YOUR GOAL
Below are the records; reproduce all of them exactly but without any images.

☆ ☆ ☆ ☆ ☆

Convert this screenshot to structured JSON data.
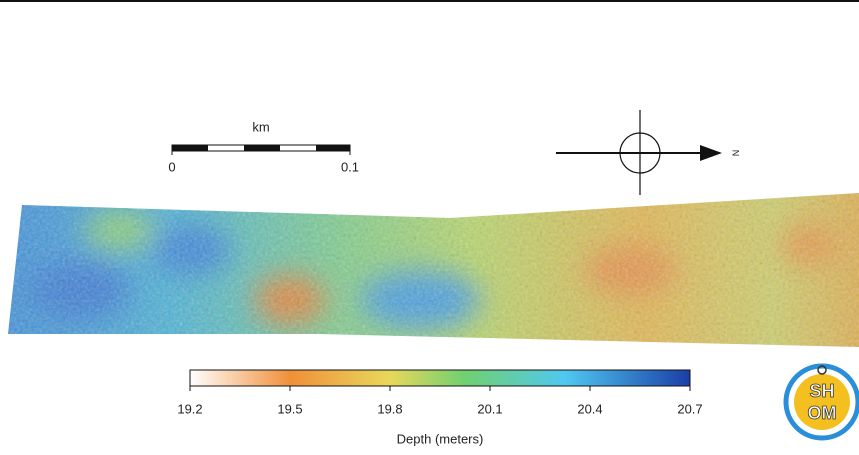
{
  "scale_bar": {
    "unit": "km",
    "ticks": [
      0,
      0.1
    ]
  },
  "north": "N",
  "colorbar": {
    "title": "Depth (meters)",
    "range": [
      19.2,
      20.7
    ],
    "ticks": [
      19.2,
      19.5,
      19.8,
      20.1,
      20.4,
      20.7
    ]
  },
  "logo": {
    "top": "SH",
    "bottom": "OM"
  }
}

☆ ☆ ☆ ☆ ☆

WRITTEN REPLY
Convert this screenshot to structured JSON data.
{
  "scale_bar": {
    "unit": "km",
    "ticks": [
      0,
      0.1
    ]
  },
  "north": "N",
  "colorbar": {
    "title": "Depth (meters)",
    "range": [
      19.2,
      20.7
    ],
    "ticks": [
      19.2,
      19.5,
      19.8,
      20.1,
      20.4,
      20.7
    ]
  },
  "logo": {
    "top": "SH",
    "bottom": "OM"
  }
}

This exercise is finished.